>> START
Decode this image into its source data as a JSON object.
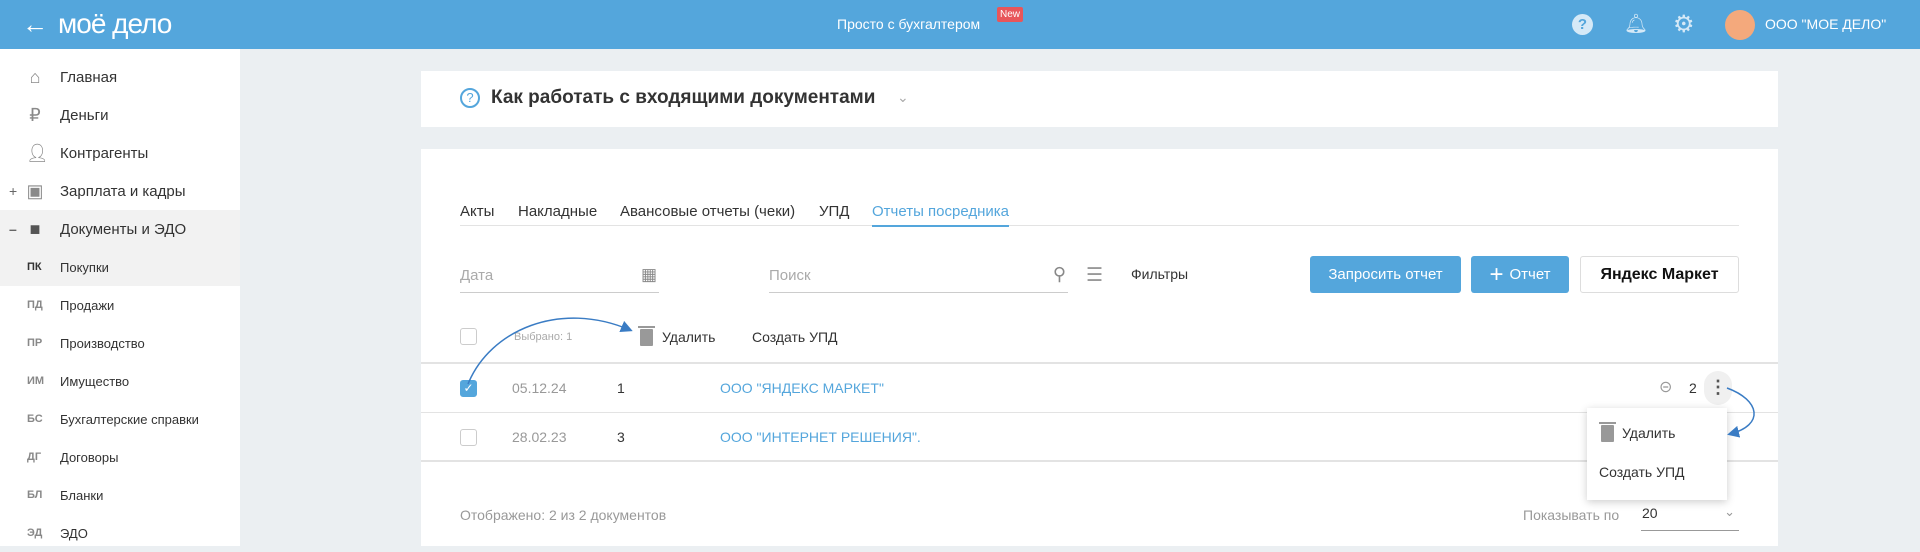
{
  "header": {
    "logo": "моё дело",
    "promo": "Просто с бухгалтером",
    "promo_badge": "New",
    "company": "ООО \"МОЕ ДЕЛО\"",
    "icons": [
      "arrow-left-icon",
      "help-icon",
      "bell-icon",
      "gear-icon"
    ],
    "accent": "#54a6dc",
    "badge_color": "#e8565a",
    "avatar_color": "#f4a97c"
  },
  "sidebar": {
    "items": [
      {
        "label": "Главная",
        "icon": "home-icon"
      },
      {
        "label": "Деньги",
        "icon": "money-icon"
      },
      {
        "label": "Контрагенты",
        "icon": "person-icon"
      },
      {
        "label": "Зарплата и кадры",
        "icon": "payroll-icon",
        "toggle": "+"
      },
      {
        "label": "Документы и ЭДО",
        "icon": "folder-icon",
        "toggle": "–"
      }
    ],
    "subitems": [
      {
        "abbr": "ПК",
        "label": "Покупки"
      },
      {
        "abbr": "ПД",
        "label": "Продажи"
      },
      {
        "abbr": "ПР",
        "label": "Производство"
      },
      {
        "abbr": "ИМ",
        "label": "Имущество"
      },
      {
        "abbr": "БС",
        "label": "Бухгалтерские справки"
      },
      {
        "abbr": "ДГ",
        "label": "Договоры"
      },
      {
        "abbr": "БЛ",
        "label": "Бланки"
      },
      {
        "abbr": "ЭД",
        "label": "ЭДО"
      }
    ]
  },
  "help": {
    "title": "Как работать с входящими документами"
  },
  "tabs": [
    {
      "label": "Акты"
    },
    {
      "label": "Накладные"
    },
    {
      "label": "Авансовые отчеты (чеки)"
    },
    {
      "label": "УПД"
    },
    {
      "label": "Отчеты посредника",
      "active": true
    }
  ],
  "filters": {
    "date_placeholder": "Дата",
    "search_placeholder": "Поиск",
    "filters_label": "Фильтры",
    "request_btn": "Запросить отчет",
    "add_btn": "Отчет",
    "market_btn": "Яндекс Маркет"
  },
  "bulk": {
    "selected": "Выбрано: 1",
    "delete": "Удалить",
    "create": "Создать УПД"
  },
  "rows": [
    {
      "checked": true,
      "date": "05.12.24",
      "number": "1",
      "org": "ООО \"ЯНДЕКС МАРКЕТ\"",
      "links": "2"
    },
    {
      "checked": false,
      "date": "28.02.23",
      "number": "3",
      "org": "ООО \"ИНТЕРНЕТ РЕШЕНИЯ\"."
    }
  ],
  "menu": {
    "delete": "Удалить",
    "create": "Создать УПД"
  },
  "footer": {
    "shown": "Отображено: 2 из 2 документов",
    "per_page_label": "Показывать по",
    "per_page": "20"
  }
}
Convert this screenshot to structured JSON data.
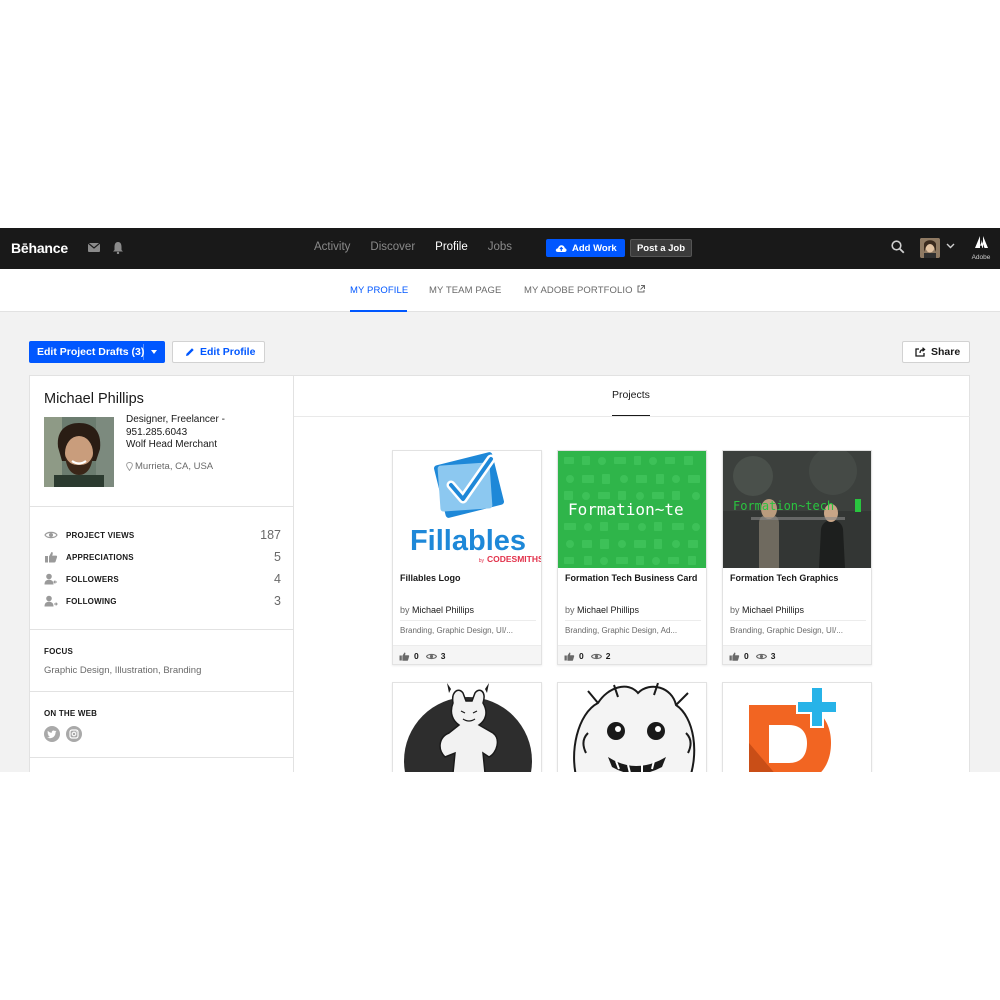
{
  "topnav": {
    "logo": "Bēhance",
    "links": [
      "Activity",
      "Discover",
      "Profile",
      "Jobs"
    ],
    "active_link": "Profile",
    "add_work_label": "Add Work",
    "post_job_label": "Post a Job",
    "adobe_label": "Adobe"
  },
  "subnav": {
    "tabs": [
      "MY PROFILE",
      "MY TEAM PAGE",
      "MY ADOBE PORTFOLIO"
    ],
    "active": "MY PROFILE"
  },
  "actions": {
    "drafts_label": "Edit Project Drafts (3)",
    "edit_profile_label": "Edit Profile",
    "share_label": "Share"
  },
  "profile": {
    "name": "Michael Phillips",
    "meta_lines": [
      "Designer, Freelancer -",
      "951.285.6043",
      "Wolf Head Merchant"
    ],
    "location": "Murrieta, CA, USA",
    "stats": [
      {
        "label": "PROJECT VIEWS",
        "value": "187",
        "icon": "eye-icon"
      },
      {
        "label": "APPRECIATIONS",
        "value": "5",
        "icon": "thumbs-up-icon"
      },
      {
        "label": "FOLLOWERS",
        "value": "4",
        "icon": "follower-icon"
      },
      {
        "label": "FOLLOWING",
        "value": "3",
        "icon": "following-icon"
      }
    ],
    "focus_title": "FOCUS",
    "focus_text": "Graphic Design, Illustration, Branding",
    "web_title": "ON THE WEB",
    "web_links": [
      "twitter-icon",
      "instagram-icon"
    ]
  },
  "projects_tab": "Projects",
  "cards": [
    {
      "title": "Fillables Logo",
      "by": "by",
      "owner": "Michael Phillips",
      "fields": "Branding, Graphic Design, UI/...",
      "likes": "0",
      "views": "3",
      "cover_word": "Fillables",
      "cover_sub": "by",
      "cover_brand": "CODESMITHS"
    },
    {
      "title": "Formation Tech Business Card",
      "by": "by",
      "owner": "Michael Phillips",
      "fields": "Branding, Graphic Design, Ad...",
      "likes": "0",
      "views": "2",
      "cover_word": "Formation~te"
    },
    {
      "title": "Formation Tech Graphics",
      "by": "by",
      "owner": "Michael Phillips",
      "fields": "Branding, Graphic Design, UI/...",
      "likes": "0",
      "views": "3",
      "cover_word": "Formation~tech"
    }
  ],
  "colors": {
    "accent": "#0057ff",
    "nav_bg": "#191919",
    "page_bg": "#f2f2f2",
    "green_cover": "#2fb54a"
  }
}
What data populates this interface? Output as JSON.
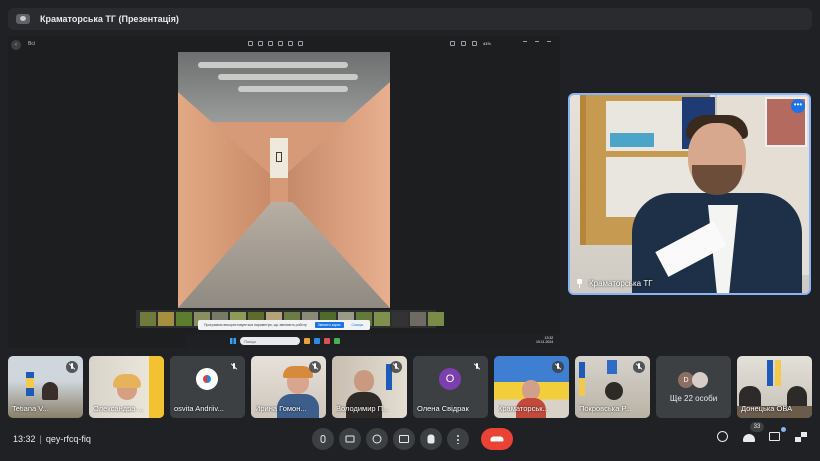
{
  "meeting": {
    "title": "Краматорська ТГ (Презентація)",
    "time": "13:32",
    "code": "qey-rfcq-fiq",
    "people_count": "33"
  },
  "viewer": {
    "back_label": "Всі",
    "zoom": "41%",
    "notice_text": "Програмою використовуються параметри, що змінюють роботу",
    "notice_button": "Змінити зараз",
    "notice_link": "Скасув.",
    "search_placeholder": "Пошук",
    "clock_time": "13:32",
    "clock_date": "19.11.2024"
  },
  "speaker": {
    "name": "Краматорська ТГ"
  },
  "participants": [
    {
      "name": "Tetiana V...",
      "muted": true
    },
    {
      "name": "Олександра ...",
      "muted": false
    },
    {
      "name": "osvita Andriiv...",
      "muted": true,
      "avatar": "logo"
    },
    {
      "name": "Ирина Гомон...",
      "muted": true
    },
    {
      "name": "Володимир П...",
      "muted": true
    },
    {
      "name": "Олена Свідрак",
      "muted": true,
      "avatar_letter": "О",
      "avatar_color": "#7b3fb0"
    },
    {
      "name": "Краматорськ...",
      "muted": true
    },
    {
      "name": "Покровська Р...",
      "muted": true
    },
    {
      "more_label": "Ще 22 особи",
      "mini_letter": "D"
    },
    {
      "name": "Донецька ОВА",
      "muted": false
    }
  ],
  "colors": {
    "background": "#202124",
    "accent": "#8ab4f8",
    "hangup": "#ea4335",
    "control": "#3c4043"
  },
  "icons": [
    "present-icon",
    "pin-icon",
    "more-vert-icon",
    "mic-off-icon",
    "mic-icon",
    "camera-icon",
    "emoji-icon",
    "present-screen-icon",
    "raise-hand-icon",
    "more-options-icon",
    "hangup-icon",
    "info-icon",
    "people-icon",
    "chat-icon",
    "activities-icon"
  ]
}
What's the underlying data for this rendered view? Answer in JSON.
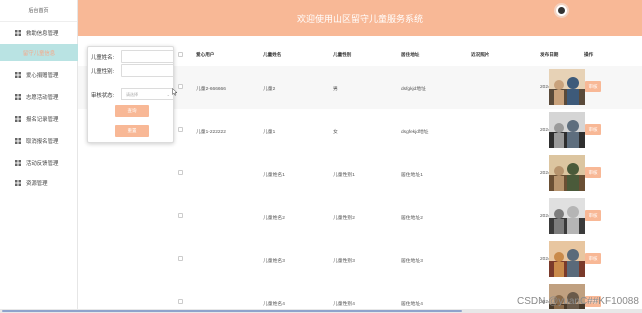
>> END
*Exercise*: Transcribe the records verbatim and omit the images.

*The answer*:
Decode this image into its source data as a JSON object.
{
  "header": {
    "logo": "моё дело",
    "promo": "Просто с бухгалтером",
    "promo_badge": "New",
    "company": "ООО \"МОЕ ДЕЛО\"",
    "icons": [
      "arrow-left-icon",
      "help-icon",
      "bell-icon",
      "gear-icon"
    ],
    "accent": "#54a6dc",
    "badge_color": "#e8565a",
    "avatar_color": "#f4a97c"
  },
  "sidebar": {
    "items": [
      {
        "label": "Главная",
        "icon": "home-icon"
      },
      {
        "label": "Деньги",
        "icon": "money-icon"
      },
      {
        "label": "Контрагенты",
        "icon": "person-icon"
      },
      {
        "label": "Зарплата и кадры",
        "icon": "payroll-icon",
        "toggle": "+"
      },
      {
        "label": "Документы и ЭДО",
        "icon": "folder-icon",
        "toggle": "–"
      }
    ],
    "subitems": [
      {
        "abbr": "ПК",
        "label": "Покупки"
      },
      {
        "abbr": "ПД",
        "label": "Продажи"
      },
      {
        "abbr": "ПР",
        "label": "Производство"
      },
      {
        "abbr": "ИМ",
        "label": "Имущество"
      },
      {
        "abbr": "БС",
        "label": "Бухгалтерские справки"
      },
      {
        "abbr": "ДГ",
        "label": "Договоры"
      },
      {
        "abbr": "БЛ",
        "label": "Бланки"
      },
      {
        "abbr": "ЭД",
        "label": "ЭДО"
      }
    ]
  },
  "help": {
    "title": "Как работать с входящими документами"
  },
  "tabs": [
    {
      "label": "Акты"
    },
    {
      "label": "Накладные"
    },
    {
      "label": "Авансовые отчеты (чеки)"
    },
    {
      "label": "УПД"
    },
    {
      "label": "Отчеты посредника",
      "active": true
    }
  ],
  "filters": {
    "date_placeholder": "Дата",
    "search_placeholder": "Поиск",
    "filters_label": "Фильтры",
    "request_btn": "Запросить отчет",
    "add_btn": "Отчет",
    "market_btn": "Яндекс Маркет"
  },
  "bulk": {
    "selected": "Выбрано: 1",
    "delete": "Удалить",
    "create": "Создать УПД"
  },
  "rows": [
    {
      "checked": true,
      "date": "05.12.24",
      "number": "1",
      "org": "ООО \"ЯНДЕКС МАРКЕТ\"",
      "links": "2"
    },
    {
      "checked": false,
      "date": "28.02.23",
      "number": "3",
      "org": "ООО \"ИНТЕРНЕТ РЕШЕНИЯ\"."
    }
  ],
  "menu": {
    "delete": "Удалить",
    "create": "Создать УПД"
  },
  "footer": {
    "shown": "Отображено: 2 из 2 документов",
    "per_page_label": "Показывать по",
    "per_page": "20"
  }
}
Convert this screenshot to structured JSON data.
{
  "topnav": {
    "logo": "Bēhance",
    "links": [
      "Activity",
      "Discover",
      "Profile",
      "Jobs"
    ],
    "active_link": "Profile",
    "add_work_label": "Add Work",
    "post_job_label": "Post a Job",
    "adobe_label": "Adobe"
  },
  "subnav": {
    "tabs": [
      "MY PROFILE",
      "MY TEAM PAGE",
      "MY ADOBE PORTFOLIO"
    ],
    "active": "MY PROFILE"
  },
  "actions": {
    "drafts_label": "Edit Project Drafts (3)",
    "edit_profile_label": "Edit Profile",
    "share_label": "Share"
  },
  "profile": {
    "name": "Michael Phillips",
    "meta_lines": [
      "Designer, Freelancer -",
      "951.285.6043",
      "Wolf Head Merchant"
    ],
    "location": "Murrieta, CA, USA",
    "stats": [
      {
        "label": "PROJECT VIEWS",
        "value": "187",
        "icon": "eye-icon"
      },
      {
        "label": "APPRECIATIONS",
        "value": "5",
        "icon": "thumbs-up-icon"
      },
      {
        "label": "FOLLOWERS",
        "value": "4",
        "icon": "follower-icon"
      },
      {
        "label": "FOLLOWING",
        "value": "3",
        "icon": "following-icon"
      }
    ],
    "focus_title": "FOCUS",
    "focus_text": "Graphic Design, Illustration, Branding",
    "web_title": "ON THE WEB",
    "web_links": [
      "twitter-icon",
      "instagram-icon"
    ]
  },
  "projects_tab": "Projects",
  "cards": [
    {
      "title": "Fillables Logo",
      "by": "by",
      "owner": "Michael Phillips",
      "fields": "Branding, Graphic Design, UI/...",
      "likes": "0",
      "views": "3",
      "cover_word": "Fillables",
      "cover_sub": "by",
      "cover_brand": "CODESMITHS"
    },
    {
      "title": "Formation Tech Business Card",
      "by": "by",
      "owner": "Michael Phillips",
      "fields": "Branding, Graphic Design, Ad...",
      "likes": "0",
      "views": "2",
      "cover_word": "Formation~te"
    },
    {
      "title": "Formation Tech Graphics",
      "by": "by",
      "owner": "Michael Phillips",
      "fields": "Branding, Graphic Design, UI/...",
      "likes": "0",
      "views": "3",
      "cover_word": "Formation~tech"
    }
  ],
  "colors": {
    "accent": "#0057ff",
    "nav_bg": "#191919",
    "page_bg": "#f2f2f2",
    "green_cover": "#2fb54a"
  }
}
What data populates this interface? Output as JSON.
{
  "meeting": {
    "title": "Краматорська ТГ (Презентація)",
    "time": "13:32",
    "code": "qey-rfcq-fiq",
    "people_count": "33"
  },
  "viewer": {
    "back_label": "Всі",
    "zoom": "41%",
    "notice_text": "Програмою використовуються параметри, що змінюють роботу",
    "notice_button": "Змінити зараз",
    "notice_link": "Скасув.",
    "search_placeholder": "Пошук",
    "clock_time": "13:32",
    "clock_date": "19.11.2024"
  },
  "speaker": {
    "name": "Краматорська ТГ"
  },
  "participants": [
    {
      "name": "Tetiana V...",
      "muted": true
    },
    {
      "name": "Олександра ...",
      "muted": false
    },
    {
      "name": "osvita Andriiv...",
      "muted": true,
      "avatar": "logo"
    },
    {
      "name": "Ирина Гомон...",
      "muted": true
    },
    {
      "name": "Володимир П...",
      "muted": true
    },
    {
      "name": "Олена Свідрак",
      "muted": true,
      "avatar_letter": "О",
      "avatar_color": "#7b3fb0"
    },
    {
      "name": "Краматорськ...",
      "muted": true
    },
    {
      "name": "Покровська Р...",
      "muted": true
    },
    {
      "more_label": "Ще 22 особи",
      "mini_letter": "D"
    },
    {
      "name": "Донецька ОВА",
      "muted": false
    }
  ],
  "colors": {
    "background": "#202124",
    "accent": "#8ab4f8",
    "hangup": "#ea4335",
    "control": "#3c4043"
  },
  "icons": [
    "present-icon",
    "pin-icon",
    "more-vert-icon",
    "mic-off-icon",
    "mic-icon",
    "camera-icon",
    "emoji-icon",
    "present-screen-icon",
    "raise-hand-icon",
    "more-options-icon",
    "hangup-icon",
    "info-icon",
    "people-icon",
    "chat-icon",
    "activities-icon"
  ]
}
What's the underlying data for this rendered view? Answer in JSON.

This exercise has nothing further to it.